Тема была развита «Правдой». 26 октября там опубликована статья известного публициста Д.И. Заславского – «Шумиха реакционной пропаганды вокруг литературного сорняка»[112]112
  Здесь и далее цит. по: Заславский Д. Шумиха реакционной пропаганды вокруг литературного сорняка // Правда. 1958, 26 октября.


[Закрыть]
.

Заславский начал с личного оскорбления. Ждановская традиция. И вновь формулировал уже известный тезис: «Роман Пастернака – это политический пасквиль, а пасквиль – это не художественная литература».

Далее речь шла об актуальном политическом контексте. Пастернак, согласно Заславскому, «поддался тому гнилому поветрию, которое на самое короткое время пронеслось по некоторым затхлым углам советской литературы и оживило надежды засевших в ее щелях мещан».

Намек был прозрачным. «Гнилое поветрие» – многократно осужденные публикации «Нового мира». А также «Литературной Москвы». Далее – инвективы: «Но Пастернак ошибся. Редакция журнала “Новый мир” осенью 1956 года решительно отвергла его роман как явно антисоветский и антихудожественный, и в своем письме Б. Пастернаку, которое опубликовано вчера в “Литературной газете”, дала развернутую характеристику этого пасквильного сочинения».

Подразумевалось, что преступление – тиражирование антисоветской книги – совершено умышленно. Ранее преступник уже ознакомился с заключением экспертов: «Это было предостережением для Пастернака. Он не внял ему и передал рукопись своего романа за границу, где она выпущена в свет людьми, ставшими на путь открытой борьбы против социализма, использовавшими при этом недобросовестные методы».

Заславский доказывал, еще, что нобелевский статус давно не почетен. А теперь «награда из рук врагов Советской Родины выглядит как оскорбление для всякого честного, прогрессивного литератора, хотя бы он и не был коммунистом, даже не был советским гражданином, а был поборником чести и справедливости, поборникам гуманизма и мира. Тем тяжелее должно быть это оскорбление для писателя, который числятся в рядах советской литературы и пользуется всеми теми благами, которые советский народ щедро предоставляет в распоряжение писателей, ожидая от них чистых, идейных, благородных произведений».

Попрекнул Заславский лауреата былыми гонорарами и привилегиями. Оно и понятно – воспроизводил правительственное мнение. После чего буквально совет дал: «Если бы в Пастернаке сохранилась хоть искра советского достоинства, если бы жила в нем совесть писателя и чувство долга перед народом, то и он бы отверг унизительную для него как для писателя “награду”».

============================================================

-- ЗАДАНИЯ ДЛЯ ВЫПОЛНЕНИЯ --
[1] Перечислите все газеты и журналы, которые названы в тексте о статье Заславского.
[2] Согласуются ли с текстом о статье Заславского следующие утверждения? (a) Статья Заславского вышла в «Правде» 26 октября. (b) Редакция «Нового мира» приняла роман Пастернака к печати. (c) Письмо редакции «Нового мира» Пастернаку было напечатано в «Литературной газете». Для каждого ответьте «да» или «нет» и приведите решающие слова текста.
[3] Продолжите текст о статье Заславского против Пастернака с того места, где он заканчивается.
Записи здесь никак не используются.

Записи из набора данных
============================================================

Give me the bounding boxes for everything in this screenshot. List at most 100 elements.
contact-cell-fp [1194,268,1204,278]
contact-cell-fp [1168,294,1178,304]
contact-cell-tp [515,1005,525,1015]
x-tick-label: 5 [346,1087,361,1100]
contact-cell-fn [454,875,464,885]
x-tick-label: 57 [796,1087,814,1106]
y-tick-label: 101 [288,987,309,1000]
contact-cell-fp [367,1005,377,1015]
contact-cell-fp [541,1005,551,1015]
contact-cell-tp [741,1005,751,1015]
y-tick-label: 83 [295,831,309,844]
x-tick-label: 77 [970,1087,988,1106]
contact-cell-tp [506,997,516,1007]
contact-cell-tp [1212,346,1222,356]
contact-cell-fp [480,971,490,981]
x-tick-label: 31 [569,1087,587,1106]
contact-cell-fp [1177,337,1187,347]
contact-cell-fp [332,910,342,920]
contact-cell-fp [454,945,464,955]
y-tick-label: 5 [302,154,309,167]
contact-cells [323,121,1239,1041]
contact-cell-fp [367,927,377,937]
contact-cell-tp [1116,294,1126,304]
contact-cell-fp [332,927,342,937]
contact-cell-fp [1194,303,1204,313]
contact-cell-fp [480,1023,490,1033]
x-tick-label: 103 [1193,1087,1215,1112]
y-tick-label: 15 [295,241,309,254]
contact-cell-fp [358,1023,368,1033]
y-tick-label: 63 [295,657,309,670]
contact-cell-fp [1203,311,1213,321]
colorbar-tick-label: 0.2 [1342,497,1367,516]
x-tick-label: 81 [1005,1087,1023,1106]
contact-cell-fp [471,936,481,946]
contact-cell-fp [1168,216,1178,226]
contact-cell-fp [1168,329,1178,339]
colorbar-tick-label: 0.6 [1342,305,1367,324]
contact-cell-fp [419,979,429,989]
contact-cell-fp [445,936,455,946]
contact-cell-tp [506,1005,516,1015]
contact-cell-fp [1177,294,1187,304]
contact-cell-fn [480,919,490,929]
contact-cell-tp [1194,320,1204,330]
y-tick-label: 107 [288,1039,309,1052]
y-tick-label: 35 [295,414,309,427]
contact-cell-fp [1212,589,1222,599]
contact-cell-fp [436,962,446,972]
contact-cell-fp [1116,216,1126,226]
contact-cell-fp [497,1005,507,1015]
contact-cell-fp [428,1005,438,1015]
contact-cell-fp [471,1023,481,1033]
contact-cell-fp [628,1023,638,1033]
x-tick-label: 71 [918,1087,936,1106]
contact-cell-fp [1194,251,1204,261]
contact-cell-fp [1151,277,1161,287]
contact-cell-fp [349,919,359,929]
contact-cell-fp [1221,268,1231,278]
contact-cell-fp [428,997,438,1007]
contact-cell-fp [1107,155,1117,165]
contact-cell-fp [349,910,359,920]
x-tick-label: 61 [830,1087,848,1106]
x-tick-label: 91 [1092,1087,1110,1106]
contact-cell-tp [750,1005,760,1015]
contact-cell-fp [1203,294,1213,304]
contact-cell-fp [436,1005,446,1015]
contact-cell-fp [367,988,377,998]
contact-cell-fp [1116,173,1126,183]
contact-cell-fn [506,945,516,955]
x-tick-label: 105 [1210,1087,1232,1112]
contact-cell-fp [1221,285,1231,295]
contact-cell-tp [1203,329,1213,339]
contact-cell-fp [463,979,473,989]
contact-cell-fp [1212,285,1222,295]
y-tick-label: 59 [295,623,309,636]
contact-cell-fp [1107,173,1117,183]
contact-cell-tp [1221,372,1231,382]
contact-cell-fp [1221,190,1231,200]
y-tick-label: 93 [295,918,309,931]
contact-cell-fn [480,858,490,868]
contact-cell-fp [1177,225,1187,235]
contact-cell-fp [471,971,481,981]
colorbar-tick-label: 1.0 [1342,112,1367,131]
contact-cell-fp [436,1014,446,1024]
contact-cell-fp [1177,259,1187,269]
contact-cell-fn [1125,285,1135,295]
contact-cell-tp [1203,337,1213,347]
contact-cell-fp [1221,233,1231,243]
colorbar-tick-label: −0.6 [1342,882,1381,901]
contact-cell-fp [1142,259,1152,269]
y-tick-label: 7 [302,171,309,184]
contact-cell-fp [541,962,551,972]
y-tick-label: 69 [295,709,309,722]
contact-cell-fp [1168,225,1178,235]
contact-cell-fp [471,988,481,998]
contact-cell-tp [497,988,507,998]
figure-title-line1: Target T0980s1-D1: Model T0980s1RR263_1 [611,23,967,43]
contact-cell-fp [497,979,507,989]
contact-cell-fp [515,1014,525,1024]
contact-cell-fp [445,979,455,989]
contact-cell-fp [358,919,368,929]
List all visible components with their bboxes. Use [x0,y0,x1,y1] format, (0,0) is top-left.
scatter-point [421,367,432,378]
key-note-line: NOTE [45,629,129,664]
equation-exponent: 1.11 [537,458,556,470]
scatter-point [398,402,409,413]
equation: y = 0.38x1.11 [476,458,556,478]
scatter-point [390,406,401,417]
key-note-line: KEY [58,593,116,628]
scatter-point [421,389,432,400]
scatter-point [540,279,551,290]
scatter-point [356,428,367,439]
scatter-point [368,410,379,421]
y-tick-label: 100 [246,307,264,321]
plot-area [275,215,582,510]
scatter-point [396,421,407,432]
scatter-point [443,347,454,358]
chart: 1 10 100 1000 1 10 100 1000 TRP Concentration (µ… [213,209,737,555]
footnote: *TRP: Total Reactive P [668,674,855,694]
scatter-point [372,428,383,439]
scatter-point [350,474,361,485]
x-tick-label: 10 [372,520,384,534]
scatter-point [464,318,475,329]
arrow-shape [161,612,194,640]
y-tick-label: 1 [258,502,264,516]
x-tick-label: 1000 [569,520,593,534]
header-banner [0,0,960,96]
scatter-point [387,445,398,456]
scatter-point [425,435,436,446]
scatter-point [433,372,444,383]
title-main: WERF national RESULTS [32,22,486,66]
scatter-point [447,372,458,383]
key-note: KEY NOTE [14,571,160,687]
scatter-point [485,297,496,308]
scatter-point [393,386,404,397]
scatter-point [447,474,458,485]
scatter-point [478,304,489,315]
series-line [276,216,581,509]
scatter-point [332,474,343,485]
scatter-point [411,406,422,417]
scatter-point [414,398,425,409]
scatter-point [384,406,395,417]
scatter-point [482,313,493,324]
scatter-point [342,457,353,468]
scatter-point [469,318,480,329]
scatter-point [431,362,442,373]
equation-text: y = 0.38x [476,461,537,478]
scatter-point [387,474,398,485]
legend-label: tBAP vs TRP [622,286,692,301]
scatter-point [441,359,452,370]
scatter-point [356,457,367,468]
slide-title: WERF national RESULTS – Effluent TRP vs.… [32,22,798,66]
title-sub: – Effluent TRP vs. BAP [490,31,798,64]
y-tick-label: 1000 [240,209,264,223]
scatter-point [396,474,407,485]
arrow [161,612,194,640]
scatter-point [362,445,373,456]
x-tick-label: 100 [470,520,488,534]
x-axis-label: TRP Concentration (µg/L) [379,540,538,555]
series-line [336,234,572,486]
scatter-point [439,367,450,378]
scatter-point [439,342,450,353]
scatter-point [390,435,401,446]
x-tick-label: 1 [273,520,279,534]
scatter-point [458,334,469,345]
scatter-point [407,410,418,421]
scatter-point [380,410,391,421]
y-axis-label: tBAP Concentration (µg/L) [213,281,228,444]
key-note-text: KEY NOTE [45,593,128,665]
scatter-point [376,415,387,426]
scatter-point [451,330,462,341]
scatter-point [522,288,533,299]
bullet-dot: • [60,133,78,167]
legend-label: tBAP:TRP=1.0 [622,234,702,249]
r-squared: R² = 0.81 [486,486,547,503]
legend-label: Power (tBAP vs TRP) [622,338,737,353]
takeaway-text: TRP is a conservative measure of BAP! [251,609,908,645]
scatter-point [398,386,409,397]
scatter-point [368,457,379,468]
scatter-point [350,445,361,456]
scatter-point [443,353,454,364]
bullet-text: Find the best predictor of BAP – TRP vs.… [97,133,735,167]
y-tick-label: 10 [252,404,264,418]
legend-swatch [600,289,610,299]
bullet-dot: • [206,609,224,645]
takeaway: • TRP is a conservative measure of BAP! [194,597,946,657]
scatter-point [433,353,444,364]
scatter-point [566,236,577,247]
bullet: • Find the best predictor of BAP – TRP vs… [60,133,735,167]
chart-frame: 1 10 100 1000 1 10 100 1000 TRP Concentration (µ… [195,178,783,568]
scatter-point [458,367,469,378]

============================================================

-- ОТВЕТЫ К ЗАДАНИЯМ --
[1] «Правда», «Новый мир», «Литературная Москва», «Литературная газета».

[2]
(a) Да: «26 октября там опубликована статья известного публициста Д.И. Заславского».
(b) Нет: «Редакция журнала “Новый мир” осенью 1956 года решительно отвергла его роман как явно антисоветский и антихудожественный».
(c) Да: «в своем письме Б. Пастернаку, которое опубликовано вчера в “Литературной газете”».

[3]
Совет, впрочем, сопровождался оскорблениями. А итоговый вывод повторял исходный тезис: «Но раздутое самомнение обиженного и обозленного обывателя не оставило в душе Пастернака никаких следов советского достоинства и патриотизма. Всей своей деятельностью Пастернак подтверждает, что в нашей социалистической стране, охваченной пафосом строительства светлого коммунистического общества, он – сорняк».

Имелось в виду, что сорняки выпалывают. Удаляют. Пастернаку грозили депортацией. Заславский использовал метафору, но та же угроза, как известно, воспроизводилась официально.

Речь шла не только о насильственном выдворении из СССР. Депортированный потерял бы навсегда связь с теми, кто был ему близок. Кроме семьи, да и тут не предусматривались гарантии.

Пастернак был сломлен. И не только он – все, кого заставили голосовать за его исключение из ССП. Метод традиционный.

Советскому правительству утверждение издательской модели стоило колоссальных репутационных потерь за границей. Но этим пренебрегли. Цель вполне оправдывала средства.

Ну а для Гроссмана, подчеркнем еще раз, инцидент стал мобилизующим фактором. Роман «Доктор Живаго» был опубликован и получил мировую известность, хоть в какой-то мере защитившую автора. Советский писатель все же перехитрил ЦК партии. Такой итог не предвидели многоопытные интриганы, знавшие, что Сталин иронически называл Пастернака «небожителем».

Пастернак сумел использовать свою репутацию, что и акцентировал полвека спустя Толстой: «Небожитель оказался стратегом».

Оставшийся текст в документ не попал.